Figure dataset records
● ● ● ●

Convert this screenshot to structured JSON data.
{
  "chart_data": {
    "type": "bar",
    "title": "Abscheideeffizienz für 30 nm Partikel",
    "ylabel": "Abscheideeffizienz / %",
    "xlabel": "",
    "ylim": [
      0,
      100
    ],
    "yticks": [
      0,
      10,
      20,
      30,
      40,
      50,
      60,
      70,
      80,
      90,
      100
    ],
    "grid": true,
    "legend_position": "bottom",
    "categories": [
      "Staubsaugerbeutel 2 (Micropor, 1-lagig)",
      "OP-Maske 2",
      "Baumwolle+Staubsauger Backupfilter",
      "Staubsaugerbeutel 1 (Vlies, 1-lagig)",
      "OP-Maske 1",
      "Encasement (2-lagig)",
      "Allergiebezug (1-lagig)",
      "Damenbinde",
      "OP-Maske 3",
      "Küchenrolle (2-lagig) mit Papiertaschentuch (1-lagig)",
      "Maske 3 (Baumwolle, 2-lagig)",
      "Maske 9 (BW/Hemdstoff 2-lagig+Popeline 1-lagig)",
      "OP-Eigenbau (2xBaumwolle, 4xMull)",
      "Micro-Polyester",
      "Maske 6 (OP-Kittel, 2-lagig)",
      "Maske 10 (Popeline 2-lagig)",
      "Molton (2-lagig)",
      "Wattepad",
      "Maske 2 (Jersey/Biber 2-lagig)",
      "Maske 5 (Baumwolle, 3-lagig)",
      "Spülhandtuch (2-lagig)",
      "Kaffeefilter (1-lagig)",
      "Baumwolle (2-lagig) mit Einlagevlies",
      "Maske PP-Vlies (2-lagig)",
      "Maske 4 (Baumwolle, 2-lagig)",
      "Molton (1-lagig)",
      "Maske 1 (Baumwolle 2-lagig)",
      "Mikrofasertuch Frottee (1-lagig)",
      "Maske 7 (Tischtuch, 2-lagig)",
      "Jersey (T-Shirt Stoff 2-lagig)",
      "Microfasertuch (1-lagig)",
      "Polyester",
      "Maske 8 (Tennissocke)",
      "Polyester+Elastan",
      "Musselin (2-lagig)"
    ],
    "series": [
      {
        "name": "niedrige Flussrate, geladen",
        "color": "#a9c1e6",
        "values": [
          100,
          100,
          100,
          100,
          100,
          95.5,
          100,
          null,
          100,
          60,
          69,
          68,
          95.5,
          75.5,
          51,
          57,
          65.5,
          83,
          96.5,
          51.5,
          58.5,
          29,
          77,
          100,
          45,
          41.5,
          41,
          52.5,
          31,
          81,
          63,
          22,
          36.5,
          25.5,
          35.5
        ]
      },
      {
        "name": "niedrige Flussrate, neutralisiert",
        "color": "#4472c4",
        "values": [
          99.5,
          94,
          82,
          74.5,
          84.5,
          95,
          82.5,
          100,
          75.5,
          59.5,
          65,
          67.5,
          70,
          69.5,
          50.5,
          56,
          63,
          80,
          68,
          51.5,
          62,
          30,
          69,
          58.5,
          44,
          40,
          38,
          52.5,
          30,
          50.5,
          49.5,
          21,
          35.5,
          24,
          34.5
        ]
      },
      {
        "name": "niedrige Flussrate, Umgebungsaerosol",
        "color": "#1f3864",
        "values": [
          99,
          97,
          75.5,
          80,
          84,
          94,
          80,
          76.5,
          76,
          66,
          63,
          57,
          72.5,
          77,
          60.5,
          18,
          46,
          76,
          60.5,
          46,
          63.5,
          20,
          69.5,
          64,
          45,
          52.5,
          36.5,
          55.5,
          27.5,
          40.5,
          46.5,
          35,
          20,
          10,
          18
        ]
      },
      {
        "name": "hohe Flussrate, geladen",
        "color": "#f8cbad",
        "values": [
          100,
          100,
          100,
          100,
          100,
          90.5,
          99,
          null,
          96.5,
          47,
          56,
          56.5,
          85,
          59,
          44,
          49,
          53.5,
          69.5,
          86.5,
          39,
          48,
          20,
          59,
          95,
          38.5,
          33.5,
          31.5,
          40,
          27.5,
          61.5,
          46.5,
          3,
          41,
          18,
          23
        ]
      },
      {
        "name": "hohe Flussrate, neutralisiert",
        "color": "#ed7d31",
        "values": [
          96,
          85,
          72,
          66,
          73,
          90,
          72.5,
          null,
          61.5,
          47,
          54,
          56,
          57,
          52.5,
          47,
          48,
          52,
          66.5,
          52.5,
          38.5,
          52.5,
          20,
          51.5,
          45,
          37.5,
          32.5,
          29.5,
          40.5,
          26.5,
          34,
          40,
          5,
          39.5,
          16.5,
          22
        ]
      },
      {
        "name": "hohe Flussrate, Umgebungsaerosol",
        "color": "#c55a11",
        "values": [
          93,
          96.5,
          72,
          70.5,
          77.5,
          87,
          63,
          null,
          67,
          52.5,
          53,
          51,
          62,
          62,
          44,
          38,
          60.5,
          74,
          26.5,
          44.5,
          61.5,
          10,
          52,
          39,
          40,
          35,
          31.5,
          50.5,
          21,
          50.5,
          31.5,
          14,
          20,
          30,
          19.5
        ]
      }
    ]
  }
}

● ● ● ●

Take the entries above and transcribe them exactly.

Convert this screenshot to structured JSON data.
{
  "chart_data": {
    "type": "bar",
    "title": "Abscheideeffizienz für 30 nm Partikel",
    "ylabel": "Abscheideeffizienz / %",
    "xlabel": "",
    "ylim": [
      0,
      100
    ],
    "yticks": [
      0,
      10,
      20,
      30,
      40,
      50,
      60,
      70,
      80,
      90,
      100
    ],
    "grid": true,
    "legend_position": "bottom",
    "categories": [
      "Staubsaugerbeutel 2 (Micropor, 1-lagig)",
      "OP-Maske 2",
      "Baumwolle+Staubsauger Backupfilter",
      "Staubsaugerbeutel 1 (Vlies, 1-lagig)",
      "OP-Maske 1",
      "Encasement (2-lagig)",
      "Allergiebezug (1-lagig)",
      "Damenbinde",
      "OP-Maske 3",
      "Küchenrolle (2-lagig) mit Papiertaschentuch (1-lagig)",
      "Maske 3 (Baumwolle, 2-lagig)",
      "Maske 9 (BW/Hemdstoff 2-lagig+Popeline 1-lagig)",
      "OP-Eigenbau (2xBaumwolle, 4xMull)",
      "Micro-Polyester",
      "Maske 6 (OP-Kittel, 2-lagig)",
      "Maske 10 (Popeline 2-lagig)",
      "Molton (2-lagig)",
      "Wattepad",
      "Maske 2 (Jersey/Biber 2-lagig)",
      "Maske 5 (Baumwolle, 3-lagig)",
      "Spülhandtuch (2-lagig)",
      "Kaffeefilter (1-lagig)",
      "Baumwolle (2-lagig) mit Einlagevlies",
      "Maske PP-Vlies (2-lagig)",
      "Maske 4 (Baumwolle, 2-lagig)",
      "Molton (1-lagig)",
      "Maske 1 (Baumwolle 2-lagig)",
      "Mikrofasertuch Frottee (1-lagig)",
      "Maske 7 (Tischtuch, 2-lagig)",
      "Jersey (T-Shirt Stoff 2-lagig)",
      "Microfasertuch (1-lagig)",
      "Polyester",
      "Maske 8 (Tennissocke)",
      "Polyester+Elastan",
      "Musselin (2-lagig)"
    ],
    "series": [
      {
        "name": "niedrige Flussrate, geladen",
        "color": "#a9c1e6",
        "values": [
          100,
          100,
          100,
          100,
          100,
          95.5,
          100,
          null,
          100,
          60,
          69,
          68,
          95.5,
          75.5,
          51,
          57,
          65.5,
          83,
          96.5,
          51.5,
          58.5,
          29,
          77,
          100,
          45,
          41.5,
          41,
          52.5,
          31,
          81,
          63,
          22,
          36.5,
          25.5,
          35.5
        ]
      },
      {
        "name": "niedrige Flussrate, neutralisiert",
        "color": "#4472c4",
        "values": [
          99.5,
          94,
          82,
          74.5,
          84.5,
          95,
          82.5,
          100,
          75.5,
          59.5,
          65,
          67.5,
          70,
          69.5,
          50.5,
          56,
          63,
          80,
          68,
          51.5,
          62,
          30,
          69,
          58.5,
          44,
          40,
          38,
          52.5,
          30,
          50.5,
          49.5,
          21,
          35.5,
          24,
          34.5
        ]
      },
      {
        "name": "niedrige Flussrate, Umgebungsaerosol",
        "color": "#1f3864",
        "values": [
          99,
          97,
          75.5,
          80,
          84,
          94,
          80,
          76.5,
          76,
          66,
          63,
          57,
          72.5,
          77,
          60.5,
          18,
          46,
          76,
          60.5,
          46,
          63.5,
          20,
          69.5,
          64,
          45,
          52.5,
          36.5,
          55.5,
          27.5,
          40.5,
          46.5,
          35,
          20,
          10,
          18
        ]
      },
      {
        "name": "hohe Flussrate, geladen",
        "color": "#f8cbad",
        "values": [
          100,
          100,
          100,
          100,
          100,
          90.5,
          99,
          null,
          96.5,
          47,
          56,
          56.5,
          85,
          59,
          44,
          49,
          53.5,
          69.5,
          86.5,
          39,
          48,
          20,
          59,
          95,
          38.5,
          33.5,
          31.5,
          40,
          27.5,
          61.5,
          46.5,
          3,
          41,
          18,
          23
        ]
      },
      {
        "name": "hohe Flussrate, neutralisiert",
        "color": "#ed7d31",
        "values": [
          96,
          85,
          72,
          66,
          73,
          90,
          72.5,
          null,
          61.5,
          47,
          54,
          56,
          57,
          52.5,
          47,
          48,
          52,
          66.5,
          52.5,
          38.5,
          52.5,
          20,
          51.5,
          45,
          37.5,
          32.5,
          29.5,
          40.5,
          26.5,
          34,
          40,
          5,
          39.5,
          16.5,
          22
        ]
      },
      {
        "name": "hohe Flussrate, Umgebungsaerosol",
        "color": "#c55a11",
        "values": [
          93,
          96.5,
          72,
          70.5,
          77.5,
          87,
          63,
          null,
          67,
          52.5,
          53,
          51,
          62,
          62,
          44,
          38,
          60.5,
          74,
          26.5,
          44.5,
          61.5,
          10,
          52,
          39,
          40,
          35,
          31.5,
          50.5,
          21,
          50.5,
          31.5,
          14,
          20,
          30,
          19.5
        ]
      }
    ]
  }
}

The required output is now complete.